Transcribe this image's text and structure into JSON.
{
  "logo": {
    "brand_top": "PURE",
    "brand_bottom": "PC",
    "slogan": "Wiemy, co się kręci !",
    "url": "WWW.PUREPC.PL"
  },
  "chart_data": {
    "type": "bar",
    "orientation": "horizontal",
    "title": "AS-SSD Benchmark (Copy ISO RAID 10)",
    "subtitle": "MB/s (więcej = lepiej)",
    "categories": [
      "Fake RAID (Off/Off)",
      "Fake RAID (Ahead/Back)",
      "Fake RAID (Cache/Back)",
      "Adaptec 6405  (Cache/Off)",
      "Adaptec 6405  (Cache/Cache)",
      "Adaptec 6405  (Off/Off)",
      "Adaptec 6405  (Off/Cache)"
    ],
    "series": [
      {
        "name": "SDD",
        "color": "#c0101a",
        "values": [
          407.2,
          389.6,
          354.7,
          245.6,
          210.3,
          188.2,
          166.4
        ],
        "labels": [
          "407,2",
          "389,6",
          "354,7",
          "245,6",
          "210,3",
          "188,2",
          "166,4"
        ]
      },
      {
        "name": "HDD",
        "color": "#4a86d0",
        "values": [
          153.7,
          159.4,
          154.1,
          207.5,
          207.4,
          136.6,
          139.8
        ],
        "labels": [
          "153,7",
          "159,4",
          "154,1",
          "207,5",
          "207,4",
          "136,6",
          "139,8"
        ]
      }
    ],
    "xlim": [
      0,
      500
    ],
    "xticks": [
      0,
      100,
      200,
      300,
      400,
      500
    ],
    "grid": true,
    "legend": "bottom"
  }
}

---

## What you will do
Your task is to return the full listing exactly as it was given.

## Output below
Transcribe this image's text and structure into JSON.
{
  "logo": {
    "brand_top": "PURE",
    "brand_bottom": "PC",
    "slogan": "Wiemy, co się kręci !",
    "url": "WWW.PUREPC.PL"
  },
  "chart_data": {
    "type": "bar",
    "orientation": "horizontal",
    "title": "AS-SSD Benchmark (Copy ISO RAID 10)",
    "subtitle": "MB/s (więcej = lepiej)",
    "categories": [
      "Fake RAID (Off/Off)",
      "Fake RAID (Ahead/Back)",
      "Fake RAID (Cache/Back)",
      "Adaptec 6405  (Cache/Off)",
      "Adaptec 6405  (Cache/Cache)",
      "Adaptec 6405  (Off/Off)",
      "Adaptec 6405  (Off/Cache)"
    ],
    "series": [
      {
        "name": "SDD",
        "color": "#c0101a",
        "values": [
          407.2,
          389.6,
          354.7,
          245.6,
          210.3,
          188.2,
          166.4
        ],
        "labels": [
          "407,2",
          "389,6",
          "354,7",
          "245,6",
          "210,3",
          "188,2",
          "166,4"
        ]
      },
      {
        "name": "HDD",
        "color": "#4a86d0",
        "values": [
          153.7,
          159.4,
          154.1,
          207.5,
          207.4,
          136.6,
          139.8
        ],
        "labels": [
          "153,7",
          "159,4",
          "154,1",
          "207,5",
          "207,4",
          "136,6",
          "139,8"
        ]
      }
    ],
    "xlim": [
      0,
      500
    ],
    "xticks": [
      0,
      100,
      200,
      300,
      400,
      500
    ],
    "grid": true,
    "legend": "bottom"
  }
}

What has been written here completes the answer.